[start of Data to use]

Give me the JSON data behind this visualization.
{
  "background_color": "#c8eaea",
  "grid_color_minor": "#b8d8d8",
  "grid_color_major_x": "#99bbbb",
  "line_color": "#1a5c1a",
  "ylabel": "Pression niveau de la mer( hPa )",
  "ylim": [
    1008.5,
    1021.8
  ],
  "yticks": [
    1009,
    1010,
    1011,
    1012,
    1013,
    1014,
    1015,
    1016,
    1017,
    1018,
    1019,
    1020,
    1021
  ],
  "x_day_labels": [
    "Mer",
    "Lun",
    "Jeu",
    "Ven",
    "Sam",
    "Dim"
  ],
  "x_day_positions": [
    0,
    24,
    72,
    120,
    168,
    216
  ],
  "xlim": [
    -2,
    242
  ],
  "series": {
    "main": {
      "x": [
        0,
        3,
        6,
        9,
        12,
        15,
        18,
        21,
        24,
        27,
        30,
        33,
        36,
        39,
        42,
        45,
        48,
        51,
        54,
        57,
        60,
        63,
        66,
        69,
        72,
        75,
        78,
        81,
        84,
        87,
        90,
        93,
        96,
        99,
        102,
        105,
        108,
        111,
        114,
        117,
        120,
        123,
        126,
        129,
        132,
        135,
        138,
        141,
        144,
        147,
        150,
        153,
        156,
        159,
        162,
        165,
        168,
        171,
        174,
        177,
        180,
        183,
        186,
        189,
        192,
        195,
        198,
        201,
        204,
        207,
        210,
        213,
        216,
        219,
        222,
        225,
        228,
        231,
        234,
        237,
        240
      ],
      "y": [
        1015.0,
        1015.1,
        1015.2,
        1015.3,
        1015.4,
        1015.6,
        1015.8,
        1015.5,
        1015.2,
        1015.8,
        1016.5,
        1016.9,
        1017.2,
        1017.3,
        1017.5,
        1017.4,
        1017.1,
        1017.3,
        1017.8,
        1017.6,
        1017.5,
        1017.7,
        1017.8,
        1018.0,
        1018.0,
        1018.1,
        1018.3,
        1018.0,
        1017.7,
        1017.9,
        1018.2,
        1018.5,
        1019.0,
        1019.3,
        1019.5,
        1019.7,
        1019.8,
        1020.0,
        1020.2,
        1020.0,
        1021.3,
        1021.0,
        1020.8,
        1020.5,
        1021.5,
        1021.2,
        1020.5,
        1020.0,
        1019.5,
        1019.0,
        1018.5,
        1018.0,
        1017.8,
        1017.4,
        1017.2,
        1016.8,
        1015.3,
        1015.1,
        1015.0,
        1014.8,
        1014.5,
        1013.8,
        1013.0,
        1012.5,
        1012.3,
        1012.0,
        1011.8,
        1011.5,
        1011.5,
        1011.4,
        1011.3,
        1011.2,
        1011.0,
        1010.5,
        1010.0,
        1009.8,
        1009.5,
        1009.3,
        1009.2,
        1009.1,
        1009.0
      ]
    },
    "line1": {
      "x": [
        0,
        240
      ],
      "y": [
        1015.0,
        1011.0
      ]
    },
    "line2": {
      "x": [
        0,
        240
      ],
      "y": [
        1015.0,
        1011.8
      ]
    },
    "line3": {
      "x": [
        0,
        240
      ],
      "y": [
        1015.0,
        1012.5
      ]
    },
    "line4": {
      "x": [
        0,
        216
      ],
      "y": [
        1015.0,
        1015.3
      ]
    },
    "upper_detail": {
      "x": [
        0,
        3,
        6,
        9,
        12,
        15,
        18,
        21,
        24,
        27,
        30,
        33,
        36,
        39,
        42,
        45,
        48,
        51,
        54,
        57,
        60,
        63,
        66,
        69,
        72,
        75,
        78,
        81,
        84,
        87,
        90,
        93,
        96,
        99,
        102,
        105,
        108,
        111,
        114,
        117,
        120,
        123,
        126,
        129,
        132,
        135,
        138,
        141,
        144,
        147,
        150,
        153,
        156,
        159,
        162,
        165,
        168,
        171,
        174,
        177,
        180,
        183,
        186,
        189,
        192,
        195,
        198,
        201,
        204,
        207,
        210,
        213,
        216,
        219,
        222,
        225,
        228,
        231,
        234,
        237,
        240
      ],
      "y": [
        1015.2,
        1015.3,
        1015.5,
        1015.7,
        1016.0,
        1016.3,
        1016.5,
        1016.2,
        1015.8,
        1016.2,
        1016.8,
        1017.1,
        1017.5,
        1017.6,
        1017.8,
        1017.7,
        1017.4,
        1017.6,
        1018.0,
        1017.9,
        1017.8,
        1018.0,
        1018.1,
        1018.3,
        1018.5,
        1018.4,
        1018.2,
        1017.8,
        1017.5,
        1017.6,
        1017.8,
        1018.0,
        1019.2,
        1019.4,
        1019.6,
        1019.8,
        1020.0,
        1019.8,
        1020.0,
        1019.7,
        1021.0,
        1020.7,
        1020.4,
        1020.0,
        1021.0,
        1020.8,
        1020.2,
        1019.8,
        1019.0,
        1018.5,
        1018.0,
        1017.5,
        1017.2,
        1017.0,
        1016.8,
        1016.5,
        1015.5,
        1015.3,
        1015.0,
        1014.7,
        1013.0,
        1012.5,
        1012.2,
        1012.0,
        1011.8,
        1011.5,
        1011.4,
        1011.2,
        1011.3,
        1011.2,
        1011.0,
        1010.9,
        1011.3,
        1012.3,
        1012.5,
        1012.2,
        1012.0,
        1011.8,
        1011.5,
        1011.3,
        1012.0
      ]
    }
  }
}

[end of Data to use]

Write the data back out verbatim.

Give me the JSON data behind this visualization.
{
  "background_color": "#c8eaea",
  "grid_color_minor": "#b8d8d8",
  "grid_color_major_x": "#99bbbb",
  "line_color": "#1a5c1a",
  "ylabel": "Pression niveau de la mer( hPa )",
  "ylim": [
    1008.5,
    1021.8
  ],
  "yticks": [
    1009,
    1010,
    1011,
    1012,
    1013,
    1014,
    1015,
    1016,
    1017,
    1018,
    1019,
    1020,
    1021
  ],
  "x_day_labels": [
    "Mer",
    "Lun",
    "Jeu",
    "Ven",
    "Sam",
    "Dim"
  ],
  "x_day_positions": [
    0,
    24,
    72,
    120,
    168,
    216
  ],
  "xlim": [
    -2,
    242
  ],
  "series": {
    "main": {
      "x": [
        0,
        3,
        6,
        9,
        12,
        15,
        18,
        21,
        24,
        27,
        30,
        33,
        36,
        39,
        42,
        45,
        48,
        51,
        54,
        57,
        60,
        63,
        66,
        69,
        72,
        75,
        78,
        81,
        84,
        87,
        90,
        93,
        96,
        99,
        102,
        105,
        108,
        111,
        114,
        117,
        120,
        123,
        126,
        129,
        132,
        135,
        138,
        141,
        144,
        147,
        150,
        153,
        156,
        159,
        162,
        165,
        168,
        171,
        174,
        177,
        180,
        183,
        186,
        189,
        192,
        195,
        198,
        201,
        204,
        207,
        210,
        213,
        216,
        219,
        222,
        225,
        228,
        231,
        234,
        237,
        240
      ],
      "y": [
        1015.0,
        1015.1,
        1015.2,
        1015.3,
        1015.4,
        1015.6,
        1015.8,
        1015.5,
        1015.2,
        1015.8,
        1016.5,
        1016.9,
        1017.2,
        1017.3,
        1017.5,
        1017.4,
        1017.1,
        1017.3,
        1017.8,
        1017.6,
        1017.5,
        1017.7,
        1017.8,
        1018.0,
        1018.0,
        1018.1,
        1018.3,
        1018.0,
        1017.7,
        1017.9,
        1018.2,
        1018.5,
        1019.0,
        1019.3,
        1019.5,
        1019.7,
        1019.8,
        1020.0,
        1020.2,
        1020.0,
        1021.3,
        1021.0,
        1020.8,
        1020.5,
        1021.5,
        1021.2,
        1020.5,
        1020.0,
        1019.5,
        1019.0,
        1018.5,
        1018.0,
        1017.8,
        1017.4,
        1017.2,
        1016.8,
        1015.3,
        1015.1,
        1015.0,
        1014.8,
        1014.5,
        1013.8,
        1013.0,
        1012.5,
        1012.3,
        1012.0,
        1011.8,
        1011.5,
        1011.5,
        1011.4,
        1011.3,
        1011.2,
        1011.0,
        1010.5,
        1010.0,
        1009.8,
        1009.5,
        1009.3,
        1009.2,
        1009.1,
        1009.0
      ]
    },
    "line1": {
      "x": [
        0,
        240
      ],
      "y": [
        1015.0,
        1011.0
      ]
    },
    "line2": {
      "x": [
        0,
        240
      ],
      "y": [
        1015.0,
        1011.8
      ]
    },
    "line3": {
      "x": [
        0,
        240
      ],
      "y": [
        1015.0,
        1012.5
      ]
    },
    "line4": {
      "x": [
        0,
        216
      ],
      "y": [
        1015.0,
        1015.3
      ]
    },
    "upper_detail": {
      "x": [
        0,
        3,
        6,
        9,
        12,
        15,
        18,
        21,
        24,
        27,
        30,
        33,
        36,
        39,
        42,
        45,
        48,
        51,
        54,
        57,
        60,
        63,
        66,
        69,
        72,
        75,
        78,
        81,
        84,
        87,
        90,
        93,
        96,
        99,
        102,
        105,
        108,
        111,
        114,
        117,
        120,
        123,
        126,
        129,
        132,
        135,
        138,
        141,
        144,
        147,
        150,
        153,
        156,
        159,
        162,
        165,
        168,
        171,
        174,
        177,
        180,
        183,
        186,
        189,
        192,
        195,
        198,
        201,
        204,
        207,
        210,
        213,
        216,
        219,
        222,
        225,
        228,
        231,
        234,
        237,
        240
      ],
      "y": [
        1015.2,
        1015.3,
        1015.5,
        1015.7,
        1016.0,
        1016.3,
        1016.5,
        1016.2,
        1015.8,
        1016.2,
        1016.8,
        1017.1,
        1017.5,
        1017.6,
        1017.8,
        1017.7,
        1017.4,
        1017.6,
        1018.0,
        1017.9,
        1017.8,
        1018.0,
        1018.1,
        1018.3,
        1018.5,
        1018.4,
        1018.2,
        1017.8,
        1017.5,
        1017.6,
        1017.8,
        1018.0,
        1019.2,
        1019.4,
        1019.6,
        1019.8,
        1020.0,
        1019.8,
        1020.0,
        1019.7,
        1021.0,
        1020.7,
        1020.4,
        1020.0,
        1021.0,
        1020.8,
        1020.2,
        1019.8,
        1019.0,
        1018.5,
        1018.0,
        1017.5,
        1017.2,
        1017.0,
        1016.8,
        1016.5,
        1015.5,
        1015.3,
        1015.0,
        1014.7,
        1013.0,
        1012.5,
        1012.2,
        1012.0,
        1011.8,
        1011.5,
        1011.4,
        1011.2,
        1011.3,
        1011.2,
        1011.0,
        1010.9,
        1011.3,
        1012.3,
        1012.5,
        1012.2,
        1012.0,
        1011.8,
        1011.5,
        1011.3,
        1012.0
      ]
    }
  }
}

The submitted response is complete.